(Dataset items)
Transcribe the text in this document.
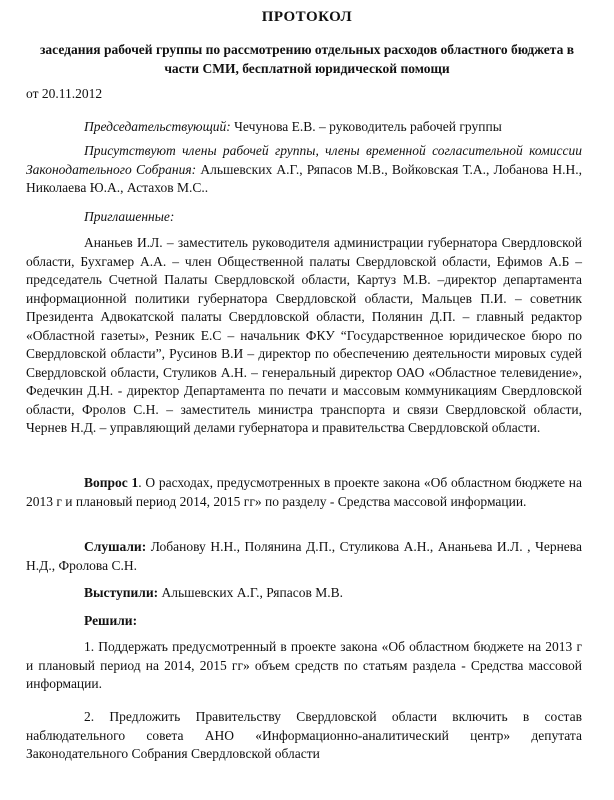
ПРОТОКОЛ
заседания рабочей группы по рассмотрению отдельных расходов областного бюджета в части СМИ, бесплатной юридической помощи
от 20.11.2012

Председательствующий: Чечунова Е.В. – руководитель рабочей группы

Присутствуют члены рабочей группы, члены временной согласительной комиссии Законодательного Собрания: Альшевских А.Г., Ряпасов М.В., Войковская Т.А., Лобанова Н.Н., Николаева Ю.А., Астахов М.С..

Приглашенные:

Ананьев И.Л. – заместитель руководителя администрации губернатора Свердловской области, Бухгамер А.А. – член Общественной палаты Свердловской области, Ефимов А.Б – председатель Счетной Палаты Свердловской области, Картуз М.В. –директор департамента информационной политики губернатора Свердловской области, Мальцев П.И. – советник Президента Адвокатской палаты Свердловской области, Полянин Д.П. – главный редактор «Областной газеты», Резник Е.С – начальник ФКУ “Государственное юридическое бюро по Свердловской области”, Русинов В.И – директор по обеспечению деятельности мировых судей Свердловской области, Стуликов А.Н. – генеральный директор ОАО «Областное телевидение», Федечкин Д.Н. - директор Департамента по печати и массовым коммуникациям Свердловской области, Фролов С.Н. – заместитель министра транспорта и связи Свердловской области, Чернев Н.Д. – управляющий делами губернатора и правительства Свердловской области.

Вопрос 1. О расходах, предусмотренных в проекте закона «Об областном бюджете на 2013 г и плановый период 2014, 2015 гг» по разделу - Средства массовой информации.

Слушали: Лобанову Н.Н., Полянина Д.П., Стуликова А.Н., Ананьева И.Л. , Чернева Н.Д., Фролова С.Н.

Выступили: Альшевских А.Г., Ряпасов М.В.

Решили:

1. Поддержать предусмотренный в проекте закона «Об областном бюджете на 2013 г и плановый период на 2014, 2015 гг» объем средств по статьям раздела - Средства массовой информации.

2. Предложить Правительству Свердловской области включить в состав наблюдательного совета АНО «Информационно-аналитический центр» депутата Законодательного Собрания Свердловской области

What the task requires: Look through the entries above for the word "Альшевских". Copy every line where it shows up.

Exercise answer:
Присутствуют члены рабочей группы, члены временной согласительной комиссии Законодательного Собрания: Альшевских А.Г., Ряпасов М.В., Войковская Т.А., Лобанова Н.Н., Николаева Ю.А., Астахов М.С..
Выступили: Альшевских А.Г., Ряпасов М.В.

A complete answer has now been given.